• _Goal_: Locate and copy each line in the data that contains the word "into".

• _Data excerpts_:

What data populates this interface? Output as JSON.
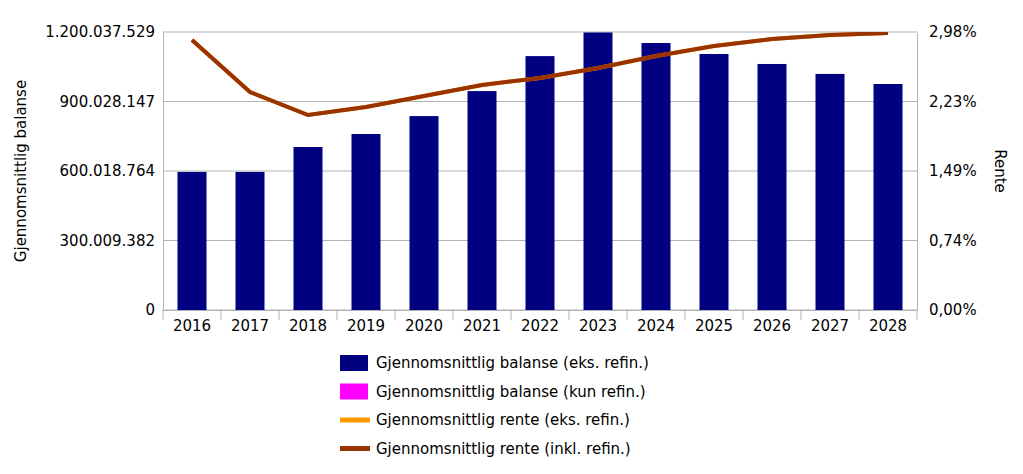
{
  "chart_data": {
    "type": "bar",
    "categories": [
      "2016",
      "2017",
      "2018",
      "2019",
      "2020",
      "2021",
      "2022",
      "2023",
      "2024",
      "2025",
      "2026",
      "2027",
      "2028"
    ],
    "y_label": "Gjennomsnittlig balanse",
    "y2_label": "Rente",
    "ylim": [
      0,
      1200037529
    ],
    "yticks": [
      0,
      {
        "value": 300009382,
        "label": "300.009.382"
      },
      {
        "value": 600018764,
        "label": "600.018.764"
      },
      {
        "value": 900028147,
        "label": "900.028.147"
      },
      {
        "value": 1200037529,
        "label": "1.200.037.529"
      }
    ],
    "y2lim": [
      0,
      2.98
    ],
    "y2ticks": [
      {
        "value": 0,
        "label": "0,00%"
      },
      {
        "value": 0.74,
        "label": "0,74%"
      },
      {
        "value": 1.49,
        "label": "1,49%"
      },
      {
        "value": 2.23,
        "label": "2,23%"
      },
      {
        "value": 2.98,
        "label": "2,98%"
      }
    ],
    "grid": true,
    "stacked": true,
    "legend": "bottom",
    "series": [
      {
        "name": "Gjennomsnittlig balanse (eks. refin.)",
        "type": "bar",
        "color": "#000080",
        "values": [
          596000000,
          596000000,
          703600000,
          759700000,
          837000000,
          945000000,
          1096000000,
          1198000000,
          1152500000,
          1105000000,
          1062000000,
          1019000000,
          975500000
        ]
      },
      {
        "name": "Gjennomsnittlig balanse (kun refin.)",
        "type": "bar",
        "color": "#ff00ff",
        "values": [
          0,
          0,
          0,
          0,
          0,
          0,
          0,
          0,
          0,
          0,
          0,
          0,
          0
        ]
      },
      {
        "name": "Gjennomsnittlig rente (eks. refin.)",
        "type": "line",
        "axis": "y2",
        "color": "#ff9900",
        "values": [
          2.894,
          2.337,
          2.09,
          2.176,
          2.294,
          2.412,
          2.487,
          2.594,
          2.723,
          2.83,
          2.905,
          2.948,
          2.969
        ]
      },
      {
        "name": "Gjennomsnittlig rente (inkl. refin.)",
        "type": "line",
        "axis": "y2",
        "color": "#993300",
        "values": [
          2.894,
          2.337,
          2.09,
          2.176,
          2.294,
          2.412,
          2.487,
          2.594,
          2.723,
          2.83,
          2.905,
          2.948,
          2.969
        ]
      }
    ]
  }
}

==

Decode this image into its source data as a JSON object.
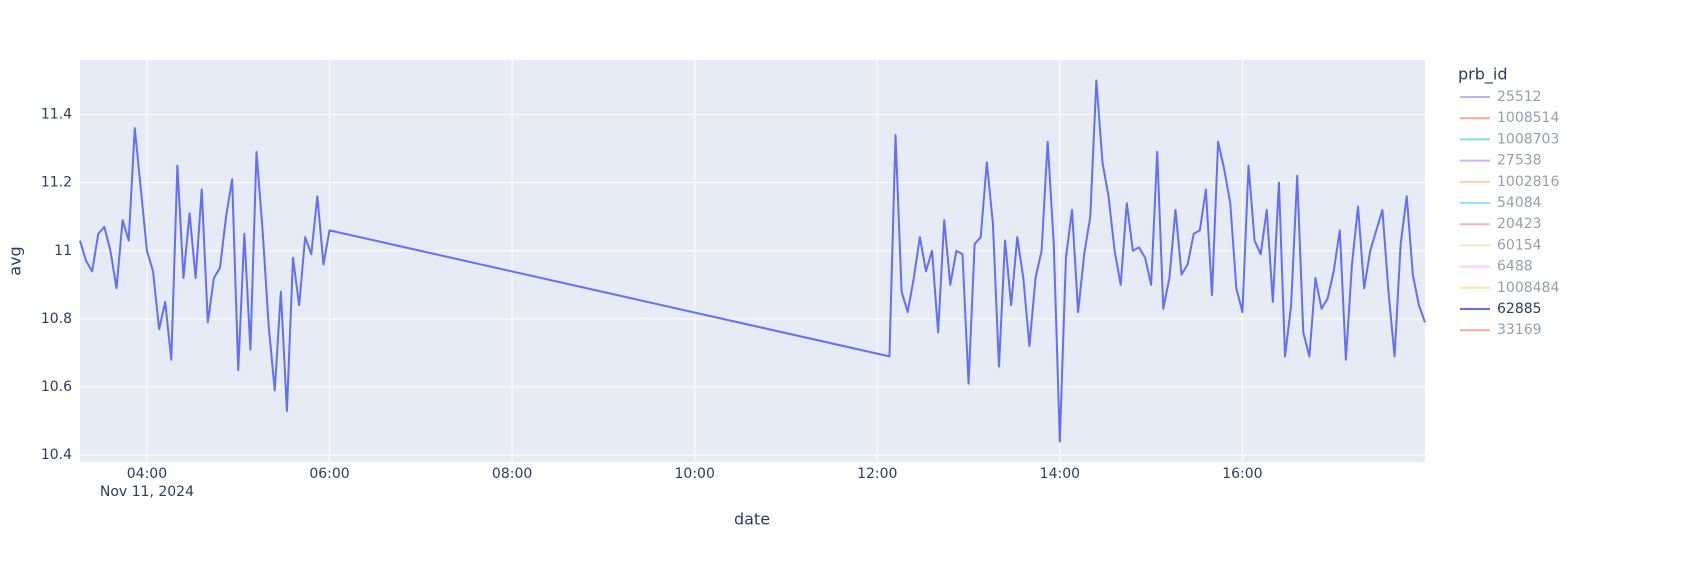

--

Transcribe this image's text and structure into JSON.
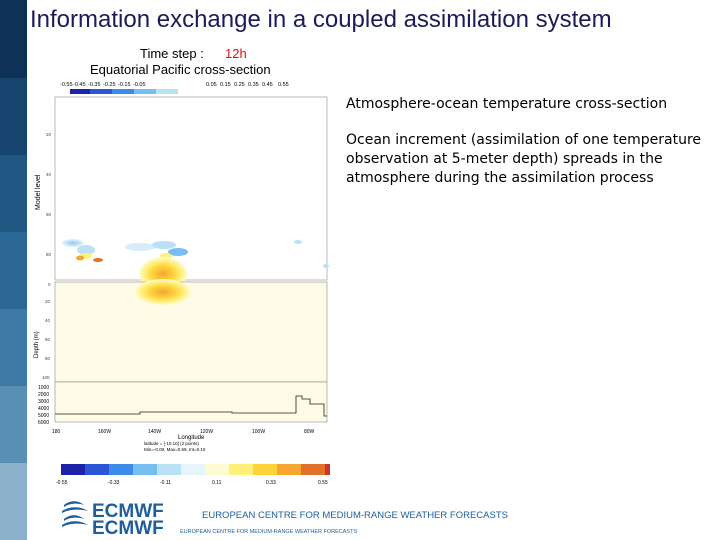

• _Answer to the task_:
Decode this image into its source data as a JSON object.
Transcribe this image's text and structure into JSON.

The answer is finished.